(Data excerpts)

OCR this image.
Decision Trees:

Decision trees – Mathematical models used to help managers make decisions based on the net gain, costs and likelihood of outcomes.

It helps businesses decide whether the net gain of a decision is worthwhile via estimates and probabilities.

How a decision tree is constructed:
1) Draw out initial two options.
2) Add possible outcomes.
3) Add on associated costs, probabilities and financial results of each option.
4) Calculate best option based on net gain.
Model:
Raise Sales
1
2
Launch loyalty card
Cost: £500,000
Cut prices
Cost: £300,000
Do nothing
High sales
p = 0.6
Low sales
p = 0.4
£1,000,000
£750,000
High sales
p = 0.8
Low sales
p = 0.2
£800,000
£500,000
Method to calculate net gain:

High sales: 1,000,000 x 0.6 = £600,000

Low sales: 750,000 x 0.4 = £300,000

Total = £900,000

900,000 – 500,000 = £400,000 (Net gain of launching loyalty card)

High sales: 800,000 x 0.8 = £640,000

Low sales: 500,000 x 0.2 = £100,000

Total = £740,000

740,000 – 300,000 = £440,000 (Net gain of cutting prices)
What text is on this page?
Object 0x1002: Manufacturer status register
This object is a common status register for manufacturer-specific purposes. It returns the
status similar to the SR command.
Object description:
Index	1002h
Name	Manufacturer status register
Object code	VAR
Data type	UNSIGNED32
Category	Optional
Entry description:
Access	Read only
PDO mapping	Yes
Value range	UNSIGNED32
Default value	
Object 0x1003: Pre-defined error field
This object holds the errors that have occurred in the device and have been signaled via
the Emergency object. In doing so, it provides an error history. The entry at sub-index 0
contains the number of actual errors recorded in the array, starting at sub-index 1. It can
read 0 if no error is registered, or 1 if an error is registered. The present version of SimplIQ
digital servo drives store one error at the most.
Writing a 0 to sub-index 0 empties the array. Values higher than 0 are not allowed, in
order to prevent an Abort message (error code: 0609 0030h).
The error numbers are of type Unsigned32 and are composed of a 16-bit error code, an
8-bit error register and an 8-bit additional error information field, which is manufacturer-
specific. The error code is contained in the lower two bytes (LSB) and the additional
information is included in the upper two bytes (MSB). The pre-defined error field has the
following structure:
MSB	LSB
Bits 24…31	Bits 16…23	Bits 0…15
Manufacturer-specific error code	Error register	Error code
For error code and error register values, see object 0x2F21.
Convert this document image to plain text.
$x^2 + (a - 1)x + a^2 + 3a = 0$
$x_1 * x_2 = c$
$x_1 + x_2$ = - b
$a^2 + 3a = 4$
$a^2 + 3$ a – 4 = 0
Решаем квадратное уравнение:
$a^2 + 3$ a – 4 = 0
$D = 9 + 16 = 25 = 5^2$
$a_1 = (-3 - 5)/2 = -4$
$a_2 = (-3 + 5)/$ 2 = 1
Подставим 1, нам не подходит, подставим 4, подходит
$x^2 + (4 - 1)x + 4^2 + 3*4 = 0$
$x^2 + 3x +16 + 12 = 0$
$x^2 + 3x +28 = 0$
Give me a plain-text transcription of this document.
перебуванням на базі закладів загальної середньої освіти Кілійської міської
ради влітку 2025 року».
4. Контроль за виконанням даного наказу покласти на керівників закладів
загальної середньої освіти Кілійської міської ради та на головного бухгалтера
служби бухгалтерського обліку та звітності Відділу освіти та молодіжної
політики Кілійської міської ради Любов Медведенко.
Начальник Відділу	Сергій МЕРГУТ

THE REQUEST:
Every entry should be output exactly as written, please.

ANSWER TO THIS PROBLEM:
OCR this image.
Decision Trees:

Decision trees – Mathematical models used to help managers make decisions based on the net gain, costs and likelihood of outcomes.

It helps businesses decide whether the net gain of a decision is worthwhile via estimates and probabilities.

How a decision tree is constructed:
1) Draw out initial two options.
2) Add possible outcomes.
3) Add on associated costs, probabilities and financial results of each option.
4) Calculate best option based on net gain.
Model:
Raise Sales
1
2
Launch loyalty card
Cost: £500,000
Cut prices
Cost: £300,000
Do nothing
High sales
p = 0.6
Low sales
p = 0.4
£1,000,000
£750,000
High sales
p = 0.8
Low sales
p = 0.2
£800,000
£500,000
Method to calculate net gain:

High sales: 1,000,000 x 0.6 = £600,000

Low sales: 750,000 x 0.4 = £300,000

Total = £900,000

900,000 – 500,000 = £400,000 (Net gain of launching loyalty card)

High sales: 800,000 x 0.8 = £640,000

Low sales: 500,000 x 0.2 = £100,000

Total = £740,000

740,000 – 300,000 = £440,000 (Net gain of cutting prices)
What text is on this page?
Object 0x1002: Manufacturer status register
This object is a common status register for manufacturer-specific purposes. It returns the
status similar to the SR command.
Object description:
Index	1002h
Name	Manufacturer status register
Object code	VAR
Data type	UNSIGNED32
Category	Optional
Entry description:
Access	Read only
PDO mapping	Yes
Value range	UNSIGNED32
Default value	
Object 0x1003: Pre-defined error field
This object holds the errors that have occurred in the device and have been signaled via
the Emergency object. In doing so, it provides an error history. The entry at sub-index 0
contains the number of actual errors recorded in the array, starting at sub-index 1. It can
read 0 if no error is registered, or 1 if an error is registered. The present version of SimplIQ
digital servo drives store one error at the most.
Writing a 0 to sub-index 0 empties the array. Values higher than 0 are not allowed, in
order to prevent an Abort message (error code: 0609 0030h).
The error numbers are of type Unsigned32 and are composed of a 16-bit error code, an
8-bit error register and an 8-bit additional error information field, which is manufacturer-
specific. The error code is contained in the lower two bytes (LSB) and the additional
information is included in the upper two bytes (MSB). The pre-defined error field has the
following structure:
MSB	LSB
Bits 24…31	Bits 16…23	Bits 0…15
Manufacturer-specific error code	Error register	Error code
For error code and error register values, see object 0x2F21.
Convert this document image to plain text.
$x^2 + (a - 1)x + a^2 + 3a = 0$
$x_1 * x_2 = c$
$x_1 + x_2$ = - b
$a^2 + 3a = 4$
$a^2 + 3$ a – 4 = 0
Решаем квадратное уравнение:
$a^2 + 3$ a – 4 = 0
$D = 9 + 16 = 25 = 5^2$
$a_1 = (-3 - 5)/2 = -4$
$a_2 = (-3 + 5)/$ 2 = 1
Подставим 1, нам не подходит, подставим 4, подходит
$x^2 + (4 - 1)x + 4^2 + 3*4 = 0$
$x^2 + 3x +16 + 12 = 0$
$x^2 + 3x +28 = 0$
Give me a plain-text transcription of this document.
перебуванням на базі закладів загальної середньої освіти Кілійської міської
ради влітку 2025 року».
4. Контроль за виконанням даного наказу покласти на керівників закладів
загальної середньої освіти Кілійської міської ради та на головного бухгалтера
служби бухгалтерського обліку та звітності Відділу освіти та молодіжної
політики Кілійської міської ради Любов Медведенко.
Начальник Відділу	Сергій МЕРГУТ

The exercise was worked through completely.